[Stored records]

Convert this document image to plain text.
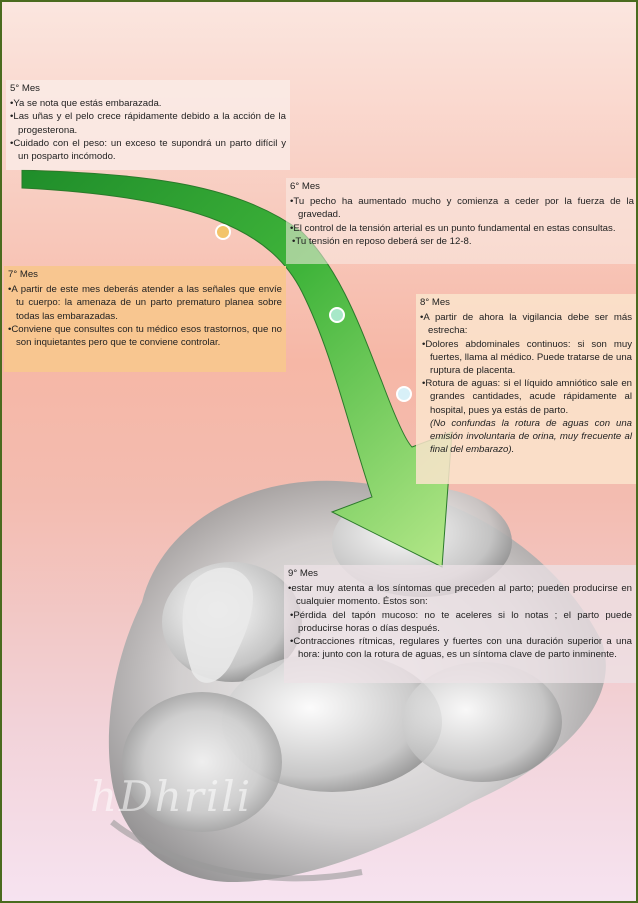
hDhrili
5° Mes

•Ya se nota que estás embarazada.

•Las uñas y el pelo crece rápidamente debido a la acción de la progesterona.

•Cuidado con el peso: un exceso te supondrá un parto difícil y un posparto incómodo.

6° Mes

•Tu pecho ha aumentado mucho y comienza a ceder por la fuerza de la gravedad.

•El control de la tensión arterial es un punto fundamental en estas consultas.

•Tu tensión en reposo deberá ser de 12-8.

7° Mes

•A partir de este mes deberás atender a las señales que envíe tu cuerpo: la amenaza de un parto prematuro planea sobre todas las embarazadas.

•Conviene que consultes con tu médico esos trastornos, que no son inquietantes pero que te conviene controlar.

8° Mes

•A partir de ahora la vigilancia debe ser más estrecha:

•Dolores abdominales continuos: si son muy fuertes, llama al médico. Puede tratarse de una ruptura de placenta.

•Rotura de aguas: si el líquido amniótico sale en grandes cantidades, acude rápidamente al hospital, pues ya estás de parto.

(No confundas la rotura de aguas con una emisión involuntaria de orina, muy frecuente al final del embarazo).

9° Mes

•estar muy atenta a los síntomas que preceden al parto; pueden producirse en cualquier momento. Éstos son:

•Pérdida del tapón mucoso: no te aceleres si lo notas ; el parto puede producirse horas o días después.

•Contracciones rítmicas, regulares y fuertes con una duración superior a una hora: junto con la rotura de aguas, es un síntoma clave de parto inminente.
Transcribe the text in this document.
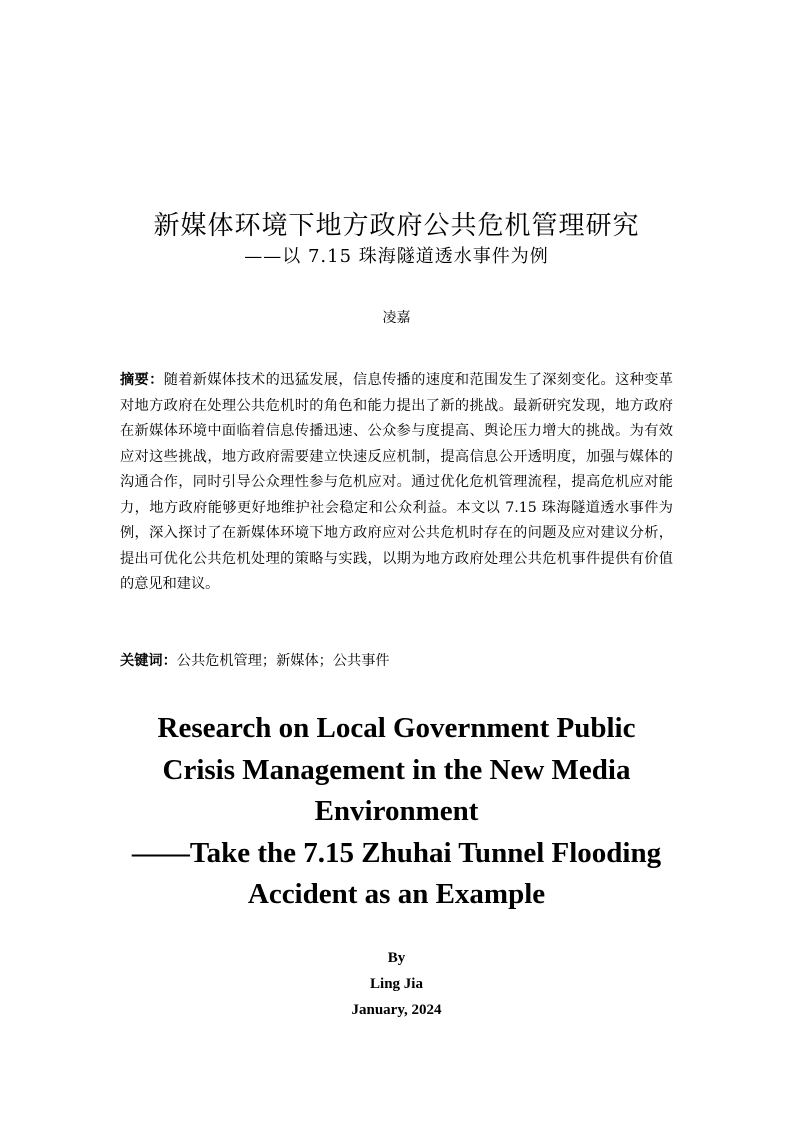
新媒体环境下地方政府公共危机管理研究
——以 7.15 珠海隧道透水事件为例
凌嘉

摘要：随着新媒体技术的迅猛发展，信息传播的速度和范围发生了深刻变化。这种变革对地方政府在处理公共危机时的角色和能力提出了新的挑战。最新研究发现，地方政府在新媒体环境中面临着信息传播迅速、公众参与度提高、舆论压力增大的挑战。为有效应对这些挑战，地方政府需要建立快速反应机制，提高信息公开透明度，加强与媒体的沟通合作，同时引导公众理性参与危机应对。通过优化危机管理流程，提高危机应对能力，地方政府能够更好地维护社会稳定和公众利益。本文以 7.15 珠海隧道透水事件为例，深入探讨了在新媒体环境下地方政府应对公共危机时存在的问题及应对建议分析，提出可优化公共危机处理的策略与实践，以期为地方政府处理公共危机事件提供有价值的意见和建议。

关键词：公共危机管理；新媒体；公共事件

Research on Local Government Public
Crisis Management in the New Media
Environment
——Take the 7.15 Zhuhai Tunnel Flooding
Accident as an Example
By
Ling Jia
January, 2024
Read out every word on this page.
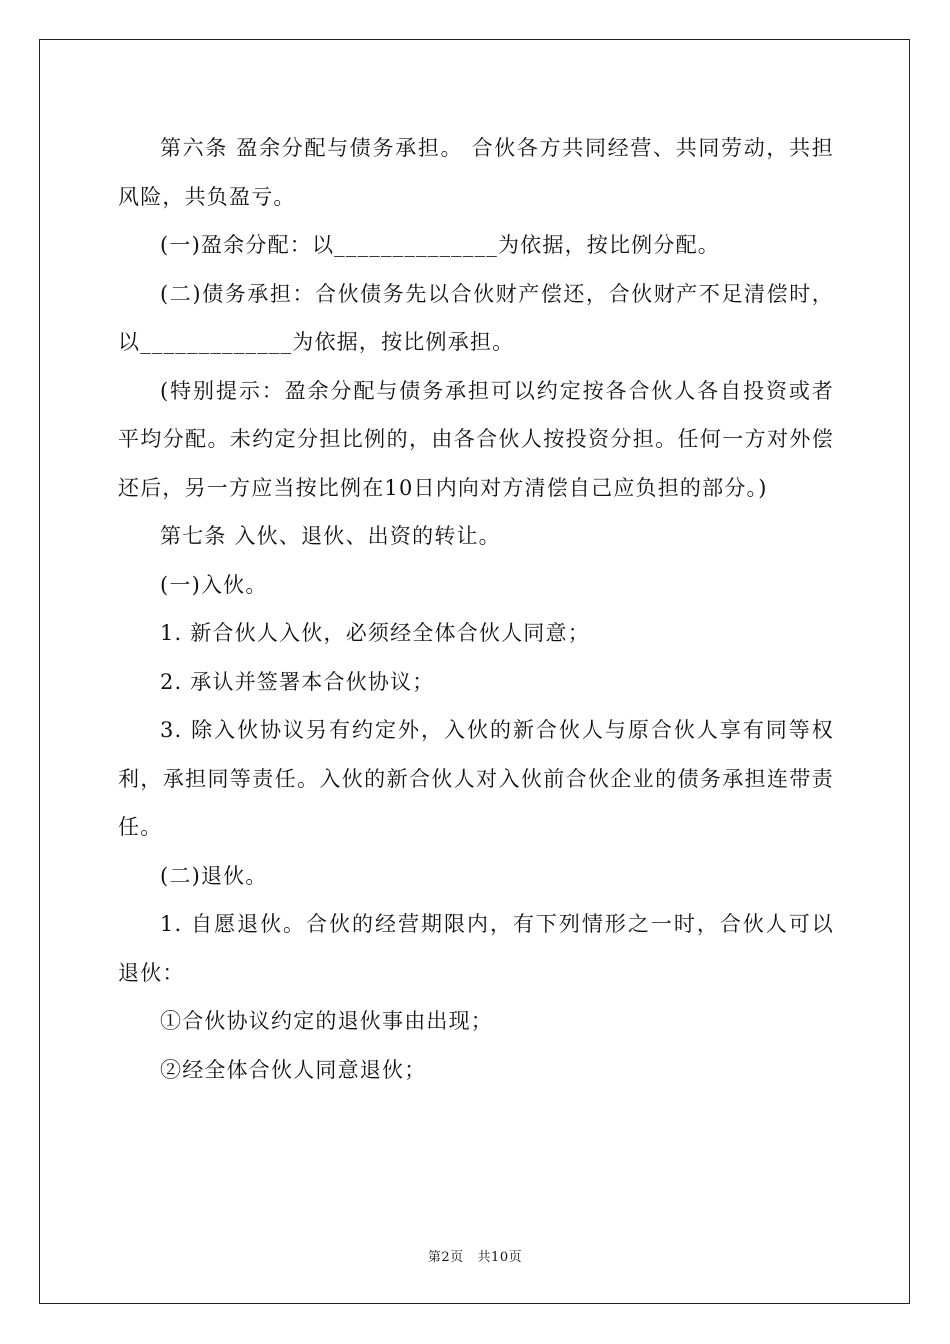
第六条 盈余分配与债务承担。 合伙各方共同经营、共同劳动，共担风险，共负盈亏。

(一)盈余分配：以______________为依据，按比例分配。

(二)债务承担：合伙债务先以合伙财产偿还，合伙财产不足清偿时，以_____________为依据，按比例承担。

(特别提示：盈余分配与债务承担可以约定按各合伙人各自投资或者平均分配。未约定分担比例的，由各合伙人按投资分担。任何一方对外偿还后，另一方应当按比例在10日内向对方清偿自己应负担的部分。)

第七条 入伙、退伙、出资的转让。

(一)入伙。

1. 新合伙人入伙，必须经全体合伙人同意；

2. 承认并签署本合伙协议；

3. 除入伙协议另有约定外，入伙的新合伙人与原合伙人享有同等权利，承担同等责任。入伙的新合伙人对入伙前合伙企业的债务承担连带责任。

(二)退伙。

1. 自愿退伙。合伙的经营期限内，有下列情形之一时，合伙人可以退伙：

①合伙协议约定的退伙事由出现；

②经全体合伙人同意退伙；

第2页   共10页
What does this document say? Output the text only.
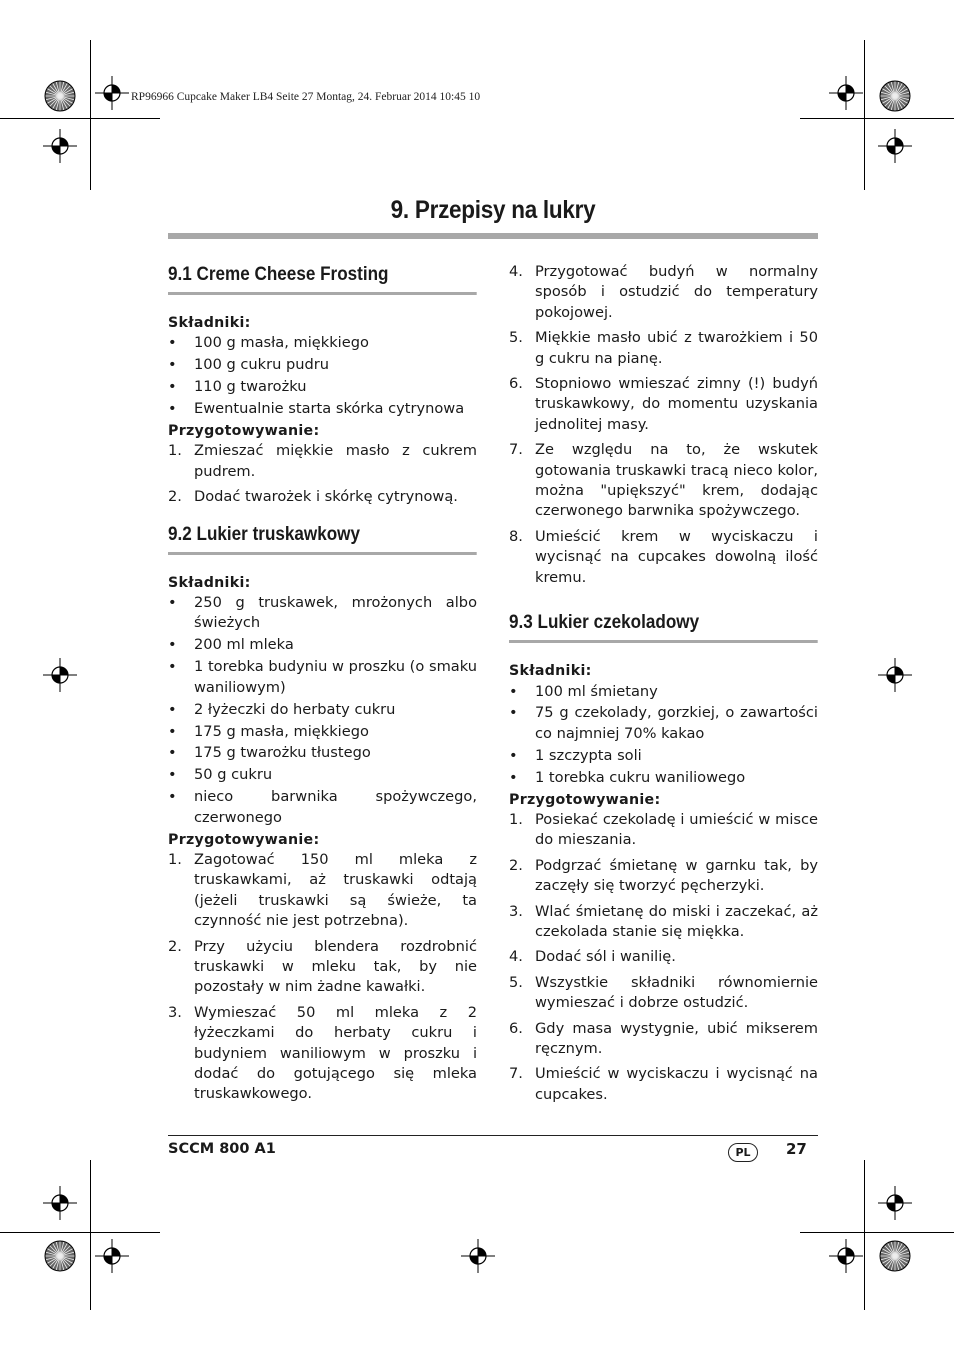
RP96966 Cupcake Maker LB4 Seite 27 Montag, 24. Februar 2014 10:45 10
9. Przepisy na lukry
9.1 Creme Cheese Frosting

Składniki:

• 100 g masła, miękkiego
• 100 g cukru pudru
• 110 g twarożku
• Ewentualnie starta skórka cytrynowa

Przygotowywanie:

1. Zmieszać miękkie masło z cukrem pudrem.
2. Dodać twarożek i skórkę cytrynową.
9.2 Lukier truskawkowy

Składniki:

• 250 g truskawek, mrożonych albo świeżych
• 200 ml mleka
• 1 torebka budyniu w proszku (o smaku waniliowym)
• 2 łyżeczki do herbaty cukru
• 175 g masła, miękkiego
• 175 g twarożku tłustego
• 50 g cukru
• nieco barwnika spożywczego, czerwonego

Przygotowywanie:

1. Zagotować 150 ml mleka z truskawkami, aż truskawki odtają (jeżeli truskawki są świeże, ta czynność nie jest potrzebna).
2. Przy użyciu blendera rozdrobnić truskawki w mleku tak, by nie pozostały w nim żadne kawałki.
3. Wymieszać 50 ml mleka z 2 łyżeczkami do herbaty cukru i budyniem waniliowym w proszku i dodać do gotującego się mleka truskawkowego.
4. Przygotować budyń w normalny sposób i ostudzić do temperatury pokojowej.
5. Miękkie masło ubić z twarożkiem i 50 g cukru na pianę.
6. Stopniowo wmieszać zimny (!) budyń truskawkowy, do momentu uzyskania jednolitej masy.
7. Ze względu na to, że wskutek gotowania truskawki tracą nieco kolor, można "upiększyć" krem, dodając czerwonego barwnika spożywczego.
8. Umieścić krem w wyciskaczu i wycisnąć na cupcakes dowolną ilość kremu.
9.3 Lukier czekoladowy

Składniki:

• 100 ml śmietany
• 75 g czekolady, gorzkiej, o zawartości co najmniej 70% kakao
• 1 szczypta soli
• 1 torebka cukru waniliowego

Przygotowywanie:

1. Posiekać czekoladę i umieścić w misce do mieszania.
2. Podgrzać śmietanę w garnku tak, by zaczęły się tworzyć pęcherzyki.
3. Wlać śmietanę do miski i zaczekać, aż czekolada stanie się miękka.
4. Dodać sól i wanilię.
5. Wszystkie składniki równomiernie wymieszać i dobrze ostudzić.
6. Gdy masa wystygnie, ubić mikserem ręcznym.
7. Umieścić w wyciskaczu i wycisnąć na cupcakes.
SCCM 800 A1	PL	27
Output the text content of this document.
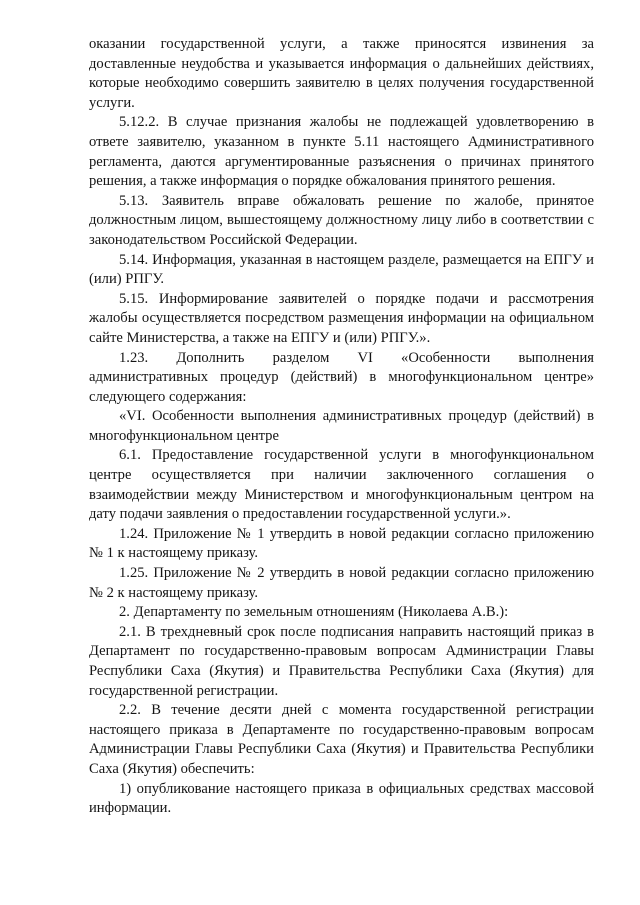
оказании государственной услуги, а также приносятся извинения за доставленные неудобства и указывается информация о дальнейших действиях, которые необходимо совершить заявителю в целях получения государственной услуги.

5.12.2. В случае признания жалобы не подлежащей удовлетворению в ответе заявителю, указанном в пункте 5.11 настоящего Административного регламента, даются аргументированные разъяснения о причинах принятого решения, а также информация о порядке обжалования принятого решения.

5.13. Заявитель вправе обжаловать решение по жалобе, принятое должностным лицом, вышестоящему должностному лицу либо в соответствии с законодательством Российской Федерации.

5.14. Информация, указанная в настоящем разделе, размещается на ЕПГУ и (или) РПГУ.

5.15. Информирование заявителей о порядке подачи и рассмотрения жалобы осуществляется посредством размещения информации на официальном сайте Министерства, а также на ЕПГУ и (или) РПГУ.».

1.23. Дополнить разделом VI «Особенности выполнения административных процедур (действий) в многофункциональном центре» следующего содержания:

«VI. Особенности выполнения административных процедур (действий) в многофункциональном центре

6.1. Предоставление государственной услуги в многофункциональном центре осуществляется при наличии заключенного соглашения о взаимодействии между Министерством и многофункциональным центром на дату подачи заявления о предоставлении государственной услуги.».

1.24. Приложение № 1 утвердить в новой редакции согласно приложению № 1 к настоящему приказу.

1.25. Приложение № 2 утвердить в новой редакции согласно приложению № 2 к настоящему приказу.

2. Департаменту по земельным отношениям (Николаева А.В.):

2.1. В трехдневный срок после подписания направить настоящий приказ в Департамент по государственно-правовым вопросам Администрации Главы Республики Саха (Якутия) и Правительства Республики Саха (Якутия) для государственной регистрации.

2.2. В течение десяти дней с момента государственной регистрации настоящего приказа в Департаменте по государственно-правовым вопросам Администрации Главы Республики Саха (Якутия) и Правительства Республики Саха (Якутия) обеспечить:

1) опубликование настоящего приказа в официальных средствах массовой информации.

• _Task instructions_:
Across the data above, how many lines include the word "приложению"? Give only the count.

• _Answer for this exercise_:
2